** Start EXTRACTED DATA **

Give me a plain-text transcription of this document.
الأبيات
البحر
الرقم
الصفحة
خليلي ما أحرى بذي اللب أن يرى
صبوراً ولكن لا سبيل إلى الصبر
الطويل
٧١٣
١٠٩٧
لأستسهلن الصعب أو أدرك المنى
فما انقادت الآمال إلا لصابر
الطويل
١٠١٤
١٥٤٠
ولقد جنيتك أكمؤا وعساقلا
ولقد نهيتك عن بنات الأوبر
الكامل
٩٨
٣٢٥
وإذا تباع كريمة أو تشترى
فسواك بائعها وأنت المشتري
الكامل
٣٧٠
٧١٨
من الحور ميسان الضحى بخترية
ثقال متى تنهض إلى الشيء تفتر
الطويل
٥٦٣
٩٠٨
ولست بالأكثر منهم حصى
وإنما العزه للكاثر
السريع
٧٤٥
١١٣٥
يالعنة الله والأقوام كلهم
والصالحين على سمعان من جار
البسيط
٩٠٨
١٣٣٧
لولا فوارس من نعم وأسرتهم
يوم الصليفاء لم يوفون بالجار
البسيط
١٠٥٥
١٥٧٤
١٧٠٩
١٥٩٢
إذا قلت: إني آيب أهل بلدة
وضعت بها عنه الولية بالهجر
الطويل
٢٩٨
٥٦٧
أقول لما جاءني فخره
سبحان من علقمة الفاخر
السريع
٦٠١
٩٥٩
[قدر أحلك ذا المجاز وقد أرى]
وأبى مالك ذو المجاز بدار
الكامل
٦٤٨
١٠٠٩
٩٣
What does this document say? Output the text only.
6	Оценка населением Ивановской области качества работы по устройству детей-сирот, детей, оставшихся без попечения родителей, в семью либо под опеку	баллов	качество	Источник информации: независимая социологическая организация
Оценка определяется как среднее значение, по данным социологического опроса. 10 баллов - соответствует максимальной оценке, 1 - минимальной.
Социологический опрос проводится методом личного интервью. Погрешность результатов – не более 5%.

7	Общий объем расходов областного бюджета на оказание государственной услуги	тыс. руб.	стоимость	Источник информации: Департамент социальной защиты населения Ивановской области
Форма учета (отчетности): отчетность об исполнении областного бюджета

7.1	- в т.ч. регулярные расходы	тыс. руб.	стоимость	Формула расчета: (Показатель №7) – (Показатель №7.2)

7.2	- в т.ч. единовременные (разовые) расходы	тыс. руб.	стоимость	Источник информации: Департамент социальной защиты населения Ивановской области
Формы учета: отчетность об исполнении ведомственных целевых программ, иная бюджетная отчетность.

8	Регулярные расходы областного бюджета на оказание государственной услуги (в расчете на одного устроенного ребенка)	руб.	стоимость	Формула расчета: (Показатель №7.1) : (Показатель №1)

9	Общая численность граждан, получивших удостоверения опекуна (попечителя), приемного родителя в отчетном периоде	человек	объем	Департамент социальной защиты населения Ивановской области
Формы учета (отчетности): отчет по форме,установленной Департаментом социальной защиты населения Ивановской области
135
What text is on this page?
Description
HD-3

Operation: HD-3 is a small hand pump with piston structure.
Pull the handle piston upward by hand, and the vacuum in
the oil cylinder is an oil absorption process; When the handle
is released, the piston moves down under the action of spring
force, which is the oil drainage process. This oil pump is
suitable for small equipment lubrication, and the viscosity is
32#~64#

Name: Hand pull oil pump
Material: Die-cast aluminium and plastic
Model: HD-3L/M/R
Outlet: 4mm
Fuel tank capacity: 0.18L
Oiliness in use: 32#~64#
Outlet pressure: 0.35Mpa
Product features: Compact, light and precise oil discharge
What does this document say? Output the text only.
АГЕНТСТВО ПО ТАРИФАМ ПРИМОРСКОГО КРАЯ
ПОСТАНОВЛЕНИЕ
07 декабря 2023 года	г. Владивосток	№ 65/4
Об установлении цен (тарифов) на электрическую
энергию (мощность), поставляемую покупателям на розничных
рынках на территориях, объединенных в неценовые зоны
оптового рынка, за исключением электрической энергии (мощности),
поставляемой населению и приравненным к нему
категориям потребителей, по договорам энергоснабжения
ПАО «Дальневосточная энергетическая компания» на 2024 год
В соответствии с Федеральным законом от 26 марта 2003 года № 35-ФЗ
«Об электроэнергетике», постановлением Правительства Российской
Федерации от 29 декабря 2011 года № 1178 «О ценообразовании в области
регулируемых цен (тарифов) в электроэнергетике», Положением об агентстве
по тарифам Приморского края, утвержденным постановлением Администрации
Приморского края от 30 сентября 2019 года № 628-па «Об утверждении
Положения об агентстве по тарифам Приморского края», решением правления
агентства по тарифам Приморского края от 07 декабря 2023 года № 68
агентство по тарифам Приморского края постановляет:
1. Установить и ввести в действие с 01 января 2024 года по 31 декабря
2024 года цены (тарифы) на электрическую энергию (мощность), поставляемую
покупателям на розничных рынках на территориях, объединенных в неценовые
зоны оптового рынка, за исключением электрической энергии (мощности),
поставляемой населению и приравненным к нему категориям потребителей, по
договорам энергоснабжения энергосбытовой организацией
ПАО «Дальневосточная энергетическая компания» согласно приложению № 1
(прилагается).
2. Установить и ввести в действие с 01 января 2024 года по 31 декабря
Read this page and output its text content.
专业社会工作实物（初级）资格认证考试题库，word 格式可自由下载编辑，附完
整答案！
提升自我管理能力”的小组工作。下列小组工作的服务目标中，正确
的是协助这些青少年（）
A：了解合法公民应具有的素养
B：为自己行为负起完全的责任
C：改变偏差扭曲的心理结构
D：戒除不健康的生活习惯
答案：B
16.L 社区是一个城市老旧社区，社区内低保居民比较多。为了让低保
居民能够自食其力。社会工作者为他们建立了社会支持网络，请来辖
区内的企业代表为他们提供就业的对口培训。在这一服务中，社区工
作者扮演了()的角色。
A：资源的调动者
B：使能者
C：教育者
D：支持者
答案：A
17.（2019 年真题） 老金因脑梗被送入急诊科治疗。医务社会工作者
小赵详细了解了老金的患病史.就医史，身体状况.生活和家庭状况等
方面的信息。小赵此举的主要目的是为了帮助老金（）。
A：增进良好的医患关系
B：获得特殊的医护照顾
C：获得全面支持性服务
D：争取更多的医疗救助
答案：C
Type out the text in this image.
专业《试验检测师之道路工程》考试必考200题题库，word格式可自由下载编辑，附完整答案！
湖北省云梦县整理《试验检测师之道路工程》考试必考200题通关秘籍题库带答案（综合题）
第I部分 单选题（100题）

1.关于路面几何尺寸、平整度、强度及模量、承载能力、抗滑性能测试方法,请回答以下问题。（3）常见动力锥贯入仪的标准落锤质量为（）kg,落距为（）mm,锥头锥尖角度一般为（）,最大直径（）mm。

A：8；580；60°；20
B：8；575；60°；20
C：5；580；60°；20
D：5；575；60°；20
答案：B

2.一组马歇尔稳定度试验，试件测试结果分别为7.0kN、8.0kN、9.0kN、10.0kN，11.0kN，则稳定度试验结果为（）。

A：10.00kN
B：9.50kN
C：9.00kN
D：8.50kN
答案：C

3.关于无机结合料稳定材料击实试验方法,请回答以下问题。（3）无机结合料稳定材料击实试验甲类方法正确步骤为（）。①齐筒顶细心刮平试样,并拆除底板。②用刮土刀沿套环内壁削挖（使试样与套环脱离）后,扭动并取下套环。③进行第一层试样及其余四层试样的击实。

** End EXTRACTED DATA **

PROBLEM STATEMENT: Repeat each record in full; every line must match exactly.

COMPLETED TASK:
Give me a plain-text transcription of this document.
الأبيات
البحر
الرقم
الصفحة
خليلي ما أحرى بذي اللب أن يرى
صبوراً ولكن لا سبيل إلى الصبر
الطويل
٧١٣
١٠٩٧
لأستسهلن الصعب أو أدرك المنى
فما انقادت الآمال إلا لصابر
الطويل
١٠١٤
١٥٤٠
ولقد جنيتك أكمؤا وعساقلا
ولقد نهيتك عن بنات الأوبر
الكامل
٩٨
٣٢٥
وإذا تباع كريمة أو تشترى
فسواك بائعها وأنت المشتري
الكامل
٣٧٠
٧١٨
من الحور ميسان الضحى بخترية
ثقال متى تنهض إلى الشيء تفتر
الطويل
٥٦٣
٩٠٨
ولست بالأكثر منهم حصى
وإنما العزه للكاثر
السريع
٧٤٥
١١٣٥
يالعنة الله والأقوام كلهم
والصالحين على سمعان من جار
البسيط
٩٠٨
١٣٣٧
لولا فوارس من نعم وأسرتهم
يوم الصليفاء لم يوفون بالجار
البسيط
١٠٥٥
١٥٧٤
١٧٠٩
١٥٩٢
إذا قلت: إني آيب أهل بلدة
وضعت بها عنه الولية بالهجر
الطويل
٢٩٨
٥٦٧
أقول لما جاءني فخره
سبحان من علقمة الفاخر
السريع
٦٠١
٩٥٩
[قدر أحلك ذا المجاز وقد أرى]
وأبى مالك ذو المجاز بدار
الكامل
٦٤٨
١٠٠٩
٩٣
What does this document say? Output the text only.
6	Оценка населением Ивановской области качества работы по устройству детей-сирот, детей, оставшихся без попечения родителей, в семью либо под опеку	баллов	качество	Источник информации: независимая социологическая организация
Оценка определяется как среднее значение, по данным социологического опроса. 10 баллов - соответствует максимальной оценке, 1 - минимальной.
Социологический опрос проводится методом личного интервью. Погрешность результатов – не более 5%.

7	Общий объем расходов областного бюджета на оказание государственной услуги	тыс. руб.	стоимость	Источник информации: Департамент социальной защиты населения Ивановской области
Форма учета (отчетности): отчетность об исполнении областного бюджета

7.1	- в т.ч. регулярные расходы	тыс. руб.	стоимость	Формула расчета: (Показатель №7) – (Показатель №7.2)

7.2	- в т.ч. единовременные (разовые) расходы	тыс. руб.	стоимость	Источник информации: Департамент социальной защиты населения Ивановской области
Формы учета: отчетность об исполнении ведомственных целевых программ, иная бюджетная отчетность.

8	Регулярные расходы областного бюджета на оказание государственной услуги (в расчете на одного устроенного ребенка)	руб.	стоимость	Формула расчета: (Показатель №7.1) : (Показатель №1)

9	Общая численность граждан, получивших удостоверения опекуна (попечителя), приемного родителя в отчетном периоде	человек	объем	Департамент социальной защиты населения Ивановской области
Формы учета (отчетности): отчет по форме,установленной Департаментом социальной защиты населения Ивановской области
135
What text is on this page?
Description
HD-3

Operation: HD-3 is a small hand pump with piston structure.
Pull the handle piston upward by hand, and the vacuum in
the oil cylinder is an oil absorption process; When the handle
is released, the piston moves down under the action of spring
force, which is the oil drainage process. This oil pump is
suitable for small equipment lubrication, and the viscosity is
32#~64#

Name: Hand pull oil pump
Material: Die-cast aluminium and plastic
Model: HD-3L/M/R
Outlet: 4mm
Fuel tank capacity: 0.18L
Oiliness in use: 32#~64#
Outlet pressure: 0.35Mpa
Product features: Compact, light and precise oil discharge
What does this document say? Output the text only.
АГЕНТСТВО ПО ТАРИФАМ ПРИМОРСКОГО КРАЯ
ПОСТАНОВЛЕНИЕ
07 декабря 2023 года	г. Владивосток	№ 65/4
Об установлении цен (тарифов) на электрическую
энергию (мощность), поставляемую покупателям на розничных
рынках на территориях, объединенных в неценовые зоны
оптового рынка, за исключением электрической энергии (мощности),
поставляемой населению и приравненным к нему
категориям потребителей, по договорам энергоснабжения
ПАО «Дальневосточная энергетическая компания» на 2024 год
В соответствии с Федеральным законом от 26 марта 2003 года № 35-ФЗ
«Об электроэнергетике», постановлением Правительства Российской
Федерации от 29 декабря 2011 года № 1178 «О ценообразовании в области
регулируемых цен (тарифов) в электроэнергетике», Положением об агентстве
по тарифам Приморского края, утвержденным постановлением Администрации
Приморского края от 30 сентября 2019 года № 628-па «Об утверждении
Положения об агентстве по тарифам Приморского края», решением правления
агентства по тарифам Приморского края от 07 декабря 2023 года № 68
агентство по тарифам Приморского края постановляет:
1. Установить и ввести в действие с 01 января 2024 года по 31 декабря
2024 года цены (тарифы) на электрическую энергию (мощность), поставляемую
покупателям на розничных рынках на территориях, объединенных в неценовые
зоны оптового рынка, за исключением электрической энергии (мощности),
поставляемой населению и приравненным к нему категориям потребителей, по
договорам энергоснабжения энергосбытовой организацией
ПАО «Дальневосточная энергетическая компания» согласно приложению № 1
(прилагается).
2. Установить и ввести в действие с 01 января 2024 года по 31 декабря
Read this page and output its text content.
专业社会工作实物（初级）资格认证考试题库，word 格式可自由下载编辑，附完
整答案！
提升自我管理能力”的小组工作。下列小组工作的服务目标中，正确
的是协助这些青少年（）
A：了解合法公民应具有的素养
B：为自己行为负起完全的责任
C：改变偏差扭曲的心理结构
D：戒除不健康的生活习惯
答案：B
16.L 社区是一个城市老旧社区，社区内低保居民比较多。为了让低保
居民能够自食其力。社会工作者为他们建立了社会支持网络，请来辖
区内的企业代表为他们提供就业的对口培训。在这一服务中，社区工
作者扮演了()的角色。
A：资源的调动者
B：使能者
C：教育者
D：支持者
答案：A
17.（2019 年真题） 老金因脑梗被送入急诊科治疗。医务社会工作者
小赵详细了解了老金的患病史.就医史，身体状况.生活和家庭状况等
方面的信息。小赵此举的主要目的是为了帮助老金（）。
A：增进良好的医患关系
B：获得特殊的医护照顾
C：获得全面支持性服务
D：争取更多的医疗救助
答案：C
Type out the text in this image.
专业《试验检测师之道路工程》考试必考200题题库，word格式可自由下载编辑，附完整答案！
湖北省云梦县整理《试验检测师之道路工程》考试必考200题通关秘籍题库带答案（综合题）
第I部分 单选题（100题）

1.关于路面几何尺寸、平整度、强度及模量、承载能力、抗滑性能测试方法,请回答以下问题。（3）常见动力锥贯入仪的标准落锤质量为（）kg,落距为（）mm,锥头锥尖角度一般为（）,最大直径（）mm。

A：8；580；60°；20
B：8；575；60°；20
C：5；580；60°；20
D：5；575；60°；20
答案：B

2.一组马歇尔稳定度试验，试件测试结果分别为7.0kN、8.0kN、9.0kN、10.0kN，11.0kN，则稳定度试验结果为（）。

A：10.00kN
B：9.50kN
C：9.00kN
D：8.50kN
答案：C

3.关于无机结合料稳定材料击实试验方法,请回答以下问题。（3）无机结合料稳定材料击实试验甲类方法正确步骤为（）。①齐筒顶细心刮平试样,并拆除底板。②用刮土刀沿套环内壁削挖（使试样与套环脱离）后,扭动并取下套环。③进行第一层试样及其余四层试样的击实。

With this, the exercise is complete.